# Data for processing
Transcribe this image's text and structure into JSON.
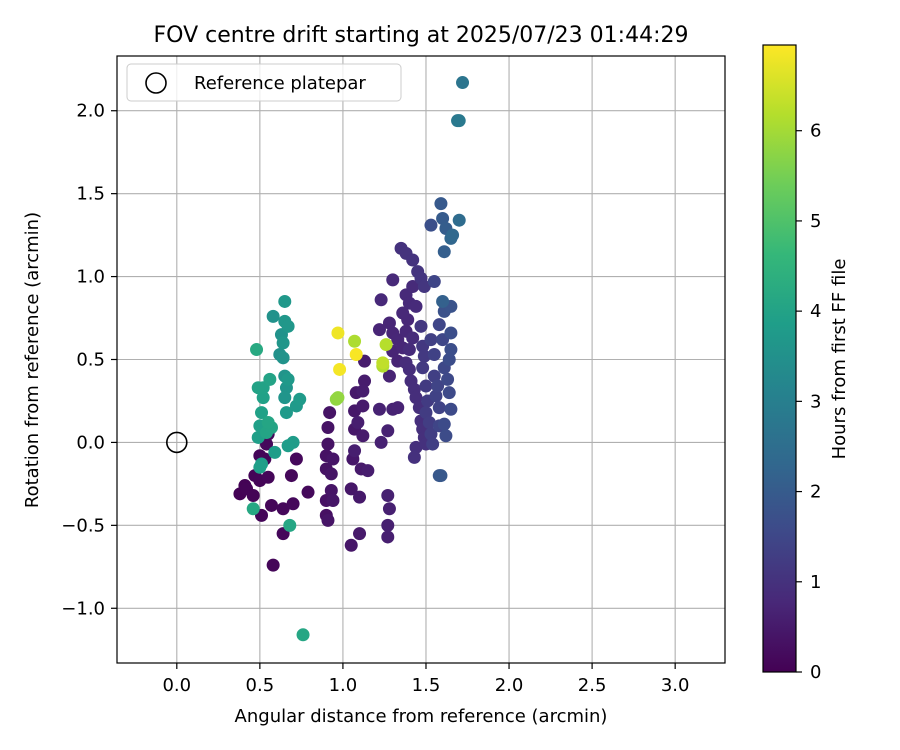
{
  "chart_data": {
    "type": "scatter",
    "title": "FOV centre drift starting at 2025/07/23 01:44:29",
    "xlabel": "Angular distance from reference (arcmin)",
    "ylabel": "Rotation from reference (arcmin)",
    "xlim": [
      -0.36,
      3.3
    ],
    "ylim": [
      -1.33,
      2.33
    ],
    "xticks": [
      0.0,
      0.5,
      1.0,
      1.5,
      2.0,
      2.5,
      3.0
    ],
    "xtick_labels": [
      "0.0",
      "0.5",
      "1.0",
      "1.5",
      "2.0",
      "2.5",
      "3.0"
    ],
    "yticks": [
      -1.0,
      -0.5,
      0.0,
      0.5,
      1.0,
      1.5,
      2.0
    ],
    "ytick_labels": [
      "−1.0",
      "−0.5",
      "0.0",
      "0.5",
      "1.0",
      "1.5",
      "2.0"
    ],
    "grid": true,
    "legend": {
      "placement": "upper-left",
      "entries": [
        "Reference platepar"
      ]
    },
    "reference_point": {
      "x": 0.0,
      "y": 0.0
    },
    "colorbar": {
      "label": "Hours from first FF file",
      "range": [
        0,
        6.95
      ],
      "ticks": [
        0,
        1,
        2,
        3,
        4,
        5,
        6
      ],
      "tick_labels": [
        "0",
        "1",
        "2",
        "3",
        "4",
        "5",
        "6"
      ],
      "colormap": "viridis"
    },
    "points": [
      {
        "x": 0.38,
        "y": -0.31,
        "h": 0.02
      },
      {
        "x": 0.41,
        "y": -0.26,
        "h": 0.03
      },
      {
        "x": 0.42,
        "y": -0.28,
        "h": 0.05
      },
      {
        "x": 0.46,
        "y": -0.32,
        "h": 0.05
      },
      {
        "x": 0.47,
        "y": -0.2,
        "h": 0.06
      },
      {
        "x": 0.5,
        "y": -0.23,
        "h": 0.07
      },
      {
        "x": 0.51,
        "y": -0.44,
        "h": 0.08
      },
      {
        "x": 0.5,
        "y": -0.08,
        "h": 0.08
      },
      {
        "x": 0.53,
        "y": -0.1,
        "h": 0.09
      },
      {
        "x": 0.55,
        "y": -0.21,
        "h": 0.1
      },
      {
        "x": 0.57,
        "y": -0.38,
        "h": 0.1
      },
      {
        "x": 0.58,
        "y": -0.74,
        "h": 0.11
      },
      {
        "x": 0.64,
        "y": -0.55,
        "h": 0.12
      },
      {
        "x": 0.64,
        "y": -0.4,
        "h": 0.12
      },
      {
        "x": 0.69,
        "y": -0.2,
        "h": 0.13
      },
      {
        "x": 0.7,
        "y": -0.37,
        "h": 0.14
      },
      {
        "x": 0.72,
        "y": -0.1,
        "h": 0.14
      },
      {
        "x": 0.79,
        "y": -0.3,
        "h": 0.15
      },
      {
        "x": 0.54,
        "y": -0.01,
        "h": 0.16
      },
      {
        "x": 0.55,
        "y": 0.05,
        "h": 0.16
      },
      {
        "x": 0.9,
        "y": -0.44,
        "h": 0.3
      },
      {
        "x": 0.9,
        "y": -0.35,
        "h": 0.32
      },
      {
        "x": 0.9,
        "y": -0.16,
        "h": 0.33
      },
      {
        "x": 0.9,
        "y": -0.08,
        "h": 0.34
      },
      {
        "x": 0.91,
        "y": -0.01,
        "h": 0.35
      },
      {
        "x": 0.91,
        "y": 0.09,
        "h": 0.36
      },
      {
        "x": 0.92,
        "y": 0.18,
        "h": 0.37
      },
      {
        "x": 0.91,
        "y": -0.47,
        "h": 0.38
      },
      {
        "x": 0.93,
        "y": -0.29,
        "h": 0.38
      },
      {
        "x": 0.93,
        "y": -0.19,
        "h": 0.39
      },
      {
        "x": 0.94,
        "y": -0.1,
        "h": 0.4
      },
      {
        "x": 0.94,
        "y": -0.35,
        "h": 0.41
      },
      {
        "x": 1.05,
        "y": -0.62,
        "h": 0.42
      },
      {
        "x": 1.05,
        "y": -0.28,
        "h": 0.43
      },
      {
        "x": 1.06,
        "y": -0.1,
        "h": 0.44
      },
      {
        "x": 1.07,
        "y": 0.08,
        "h": 0.45
      },
      {
        "x": 1.07,
        "y": 0.19,
        "h": 0.46
      },
      {
        "x": 1.08,
        "y": 0.3,
        "h": 0.47
      },
      {
        "x": 1.1,
        "y": -0.33,
        "h": 0.48
      },
      {
        "x": 1.1,
        "y": -0.55,
        "h": 0.49
      },
      {
        "x": 1.11,
        "y": -0.16,
        "h": 0.5
      },
      {
        "x": 1.12,
        "y": 0.04,
        "h": 0.51
      },
      {
        "x": 1.12,
        "y": 0.22,
        "h": 0.52
      },
      {
        "x": 1.13,
        "y": 0.37,
        "h": 0.53
      },
      {
        "x": 1.13,
        "y": 0.49,
        "h": 0.54
      },
      {
        "x": 1.15,
        "y": -0.17,
        "h": 0.55
      },
      {
        "x": 1.12,
        "y": 0.31,
        "h": 0.56
      },
      {
        "x": 1.07,
        "y": -0.05,
        "h": 0.57
      },
      {
        "x": 1.09,
        "y": 0.12,
        "h": 0.58
      },
      {
        "x": 1.27,
        "y": -0.57,
        "h": 0.6
      },
      {
        "x": 1.27,
        "y": -0.5,
        "h": 0.61
      },
      {
        "x": 1.28,
        "y": -0.4,
        "h": 0.62
      },
      {
        "x": 1.27,
        "y": -0.32,
        "h": 0.63
      },
      {
        "x": 1.23,
        "y": 0.0,
        "h": 0.64
      },
      {
        "x": 1.27,
        "y": 0.07,
        "h": 0.65
      },
      {
        "x": 1.22,
        "y": 0.2,
        "h": 0.66
      },
      {
        "x": 1.3,
        "y": 0.2,
        "h": 0.67
      },
      {
        "x": 1.33,
        "y": 0.21,
        "h": 0.68
      },
      {
        "x": 1.28,
        "y": 0.4,
        "h": 0.69
      },
      {
        "x": 1.33,
        "y": 0.49,
        "h": 0.7
      },
      {
        "x": 1.3,
        "y": 0.55,
        "h": 0.71
      },
      {
        "x": 1.22,
        "y": 0.68,
        "h": 0.72
      },
      {
        "x": 1.28,
        "y": 0.72,
        "h": 0.73
      },
      {
        "x": 1.3,
        "y": 0.66,
        "h": 0.74
      },
      {
        "x": 1.33,
        "y": 0.62,
        "h": 0.75
      },
      {
        "x": 1.36,
        "y": 0.57,
        "h": 0.76
      },
      {
        "x": 1.38,
        "y": 0.67,
        "h": 0.77
      },
      {
        "x": 1.39,
        "y": 0.74,
        "h": 0.78
      },
      {
        "x": 1.36,
        "y": 0.78,
        "h": 0.79
      },
      {
        "x": 1.23,
        "y": 0.86,
        "h": 0.8
      },
      {
        "x": 1.3,
        "y": 0.98,
        "h": 0.81
      },
      {
        "x": 1.38,
        "y": 0.89,
        "h": 0.82
      },
      {
        "x": 1.4,
        "y": 0.84,
        "h": 0.83
      },
      {
        "x": 1.42,
        "y": 0.94,
        "h": 0.84
      },
      {
        "x": 1.44,
        "y": 0.82,
        "h": 0.85
      },
      {
        "x": 1.42,
        "y": 0.63,
        "h": 0.86
      },
      {
        "x": 1.4,
        "y": 0.56,
        "h": 0.87
      },
      {
        "x": 1.38,
        "y": 0.48,
        "h": 0.88
      },
      {
        "x": 1.4,
        "y": 0.44,
        "h": 0.89
      },
      {
        "x": 1.41,
        "y": 0.37,
        "h": 0.9
      },
      {
        "x": 1.43,
        "y": 0.32,
        "h": 0.91
      },
      {
        "x": 1.44,
        "y": 0.27,
        "h": 0.92
      },
      {
        "x": 1.46,
        "y": 0.21,
        "h": 0.93
      },
      {
        "x": 1.47,
        "y": 0.13,
        "h": 0.94
      },
      {
        "x": 1.48,
        "y": 0.08,
        "h": 0.95
      },
      {
        "x": 1.49,
        "y": 0.03,
        "h": 0.96
      },
      {
        "x": 1.44,
        "y": -0.03,
        "h": 0.97
      },
      {
        "x": 1.43,
        "y": -0.09,
        "h": 0.98
      },
      {
        "x": 1.5,
        "y": -0.01,
        "h": 0.99
      },
      {
        "x": 1.35,
        "y": 1.17,
        "h": 1.0
      },
      {
        "x": 1.38,
        "y": 1.14,
        "h": 1.02
      },
      {
        "x": 1.42,
        "y": 1.1,
        "h": 1.04
      },
      {
        "x": 1.45,
        "y": 1.03,
        "h": 1.06
      },
      {
        "x": 1.47,
        "y": 0.99,
        "h": 1.08
      },
      {
        "x": 1.49,
        "y": 0.94,
        "h": 1.1
      },
      {
        "x": 1.47,
        "y": 0.7,
        "h": 1.12
      },
      {
        "x": 1.48,
        "y": 0.58,
        "h": 1.14
      },
      {
        "x": 1.49,
        "y": 0.52,
        "h": 1.16
      },
      {
        "x": 1.48,
        "y": 0.45,
        "h": 1.18
      },
      {
        "x": 1.5,
        "y": 0.34,
        "h": 1.2
      },
      {
        "x": 1.51,
        "y": 0.25,
        "h": 1.22
      },
      {
        "x": 1.5,
        "y": 0.18,
        "h": 1.24
      },
      {
        "x": 1.52,
        "y": 0.12,
        "h": 1.26
      },
      {
        "x": 1.53,
        "y": 0.05,
        "h": 1.28
      },
      {
        "x": 1.54,
        "y": -0.01,
        "h": 1.3
      },
      {
        "x": 1.55,
        "y": 0.4,
        "h": 1.32
      },
      {
        "x": 1.53,
        "y": 0.62,
        "h": 1.34
      },
      {
        "x": 1.55,
        "y": 0.53,
        "h": 1.36
      },
      {
        "x": 1.56,
        "y": 0.28,
        "h": 1.38
      },
      {
        "x": 1.58,
        "y": 0.21,
        "h": 1.4
      },
      {
        "x": 1.57,
        "y": 0.34,
        "h": 1.42
      },
      {
        "x": 1.58,
        "y": 0.1,
        "h": 1.44
      },
      {
        "x": 1.55,
        "y": 0.97,
        "h": 1.46
      },
      {
        "x": 1.58,
        "y": 0.71,
        "h": 1.48
      },
      {
        "x": 1.6,
        "y": 0.62,
        "h": 1.5
      },
      {
        "x": 1.61,
        "y": 0.45,
        "h": 1.52
      },
      {
        "x": 1.63,
        "y": 0.38,
        "h": 1.54
      },
      {
        "x": 1.64,
        "y": 0.3,
        "h": 1.56
      },
      {
        "x": 1.65,
        "y": 0.2,
        "h": 1.58
      },
      {
        "x": 1.61,
        "y": 0.11,
        "h": 1.6
      },
      {
        "x": 1.62,
        "y": 0.04,
        "h": 1.62
      },
      {
        "x": 1.64,
        "y": 0.5,
        "h": 1.64
      },
      {
        "x": 1.65,
        "y": 0.56,
        "h": 1.66
      },
      {
        "x": 1.65,
        "y": 0.66,
        "h": 1.68
      },
      {
        "x": 1.53,
        "y": 1.31,
        "h": 1.7
      },
      {
        "x": 1.61,
        "y": 0.79,
        "h": 1.75
      },
      {
        "x": 1.65,
        "y": 0.82,
        "h": 1.8
      },
      {
        "x": 1.58,
        "y": -0.2,
        "h": 1.9
      },
      {
        "x": 1.59,
        "y": -0.2,
        "h": 1.92
      },
      {
        "x": 1.59,
        "y": 1.44,
        "h": 1.95
      },
      {
        "x": 1.6,
        "y": 1.35,
        "h": 2.0
      },
      {
        "x": 1.62,
        "y": 1.29,
        "h": 2.05
      },
      {
        "x": 1.61,
        "y": 1.15,
        "h": 2.1
      },
      {
        "x": 1.6,
        "y": 0.85,
        "h": 2.15
      },
      {
        "x": 1.65,
        "y": 1.23,
        "h": 2.3
      },
      {
        "x": 1.66,
        "y": 1.25,
        "h": 2.35
      },
      {
        "x": 1.7,
        "y": 1.34,
        "h": 2.45
      },
      {
        "x": 1.72,
        "y": 2.17,
        "h": 2.7
      },
      {
        "x": 1.69,
        "y": 1.94,
        "h": 2.8
      },
      {
        "x": 1.7,
        "y": 1.94,
        "h": 2.82
      },
      {
        "x": 0.62,
        "y": 0.53,
        "h": 3.5
      },
      {
        "x": 0.58,
        "y": 0.76,
        "h": 3.52
      },
      {
        "x": 0.63,
        "y": 0.65,
        "h": 3.54
      },
      {
        "x": 0.64,
        "y": 0.51,
        "h": 3.56
      },
      {
        "x": 0.65,
        "y": 0.4,
        "h": 3.58
      },
      {
        "x": 0.66,
        "y": 0.33,
        "h": 3.6
      },
      {
        "x": 0.65,
        "y": 0.27,
        "h": 3.62
      },
      {
        "x": 0.64,
        "y": 0.6,
        "h": 3.64
      },
      {
        "x": 0.65,
        "y": 0.73,
        "h": 3.66
      },
      {
        "x": 0.67,
        "y": 0.7,
        "h": 3.68
      },
      {
        "x": 0.65,
        "y": 0.85,
        "h": 3.7
      },
      {
        "x": 0.67,
        "y": 0.38,
        "h": 3.72
      },
      {
        "x": 0.66,
        "y": 0.18,
        "h": 3.74
      },
      {
        "x": 0.72,
        "y": 0.22,
        "h": 3.76
      },
      {
        "x": 0.74,
        "y": 0.26,
        "h": 3.78
      },
      {
        "x": 0.7,
        "y": 0.0,
        "h": 3.8
      },
      {
        "x": 0.67,
        "y": -0.02,
        "h": 3.82
      },
      {
        "x": 0.59,
        "y": -0.06,
        "h": 3.84
      },
      {
        "x": 0.51,
        "y": -0.13,
        "h": 3.86
      },
      {
        "x": 0.5,
        "y": -0.15,
        "h": 3.88
      },
      {
        "x": 0.49,
        "y": 0.03,
        "h": 3.9
      },
      {
        "x": 0.5,
        "y": 0.1,
        "h": 3.92
      },
      {
        "x": 0.51,
        "y": 0.18,
        "h": 3.94
      },
      {
        "x": 0.52,
        "y": 0.27,
        "h": 3.96
      },
      {
        "x": 0.52,
        "y": 0.33,
        "h": 3.98
      },
      {
        "x": 0.49,
        "y": 0.33,
        "h": 4.0
      },
      {
        "x": 0.56,
        "y": 0.38,
        "h": 4.02
      },
      {
        "x": 0.54,
        "y": 0.06,
        "h": 4.04
      },
      {
        "x": 0.57,
        "y": 0.09,
        "h": 4.06
      },
      {
        "x": 0.55,
        "y": 0.12,
        "h": 4.08
      },
      {
        "x": 0.68,
        "y": -0.5,
        "h": 4.1
      },
      {
        "x": 0.76,
        "y": -1.16,
        "h": 4.12
      },
      {
        "x": 0.46,
        "y": -0.4,
        "h": 4.14
      },
      {
        "x": 0.48,
        "y": 0.56,
        "h": 4.2
      },
      {
        "x": 0.96,
        "y": 0.26,
        "h": 5.8
      },
      {
        "x": 0.97,
        "y": 0.27,
        "h": 5.82
      },
      {
        "x": 1.07,
        "y": 0.61,
        "h": 6.1
      },
      {
        "x": 1.24,
        "y": 0.46,
        "h": 6.15
      },
      {
        "x": 1.26,
        "y": 0.59,
        "h": 6.2
      },
      {
        "x": 1.24,
        "y": 0.48,
        "h": 6.3
      },
      {
        "x": 0.97,
        "y": 0.66,
        "h": 6.8
      },
      {
        "x": 0.98,
        "y": 0.44,
        "h": 6.85
      },
      {
        "x": 1.08,
        "y": 0.53,
        "h": 6.9
      }
    ]
  }
}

# Given exercise
Considering only the records above, state the number of lines that include the word "from", with nothing added.

# Solution to this problem
3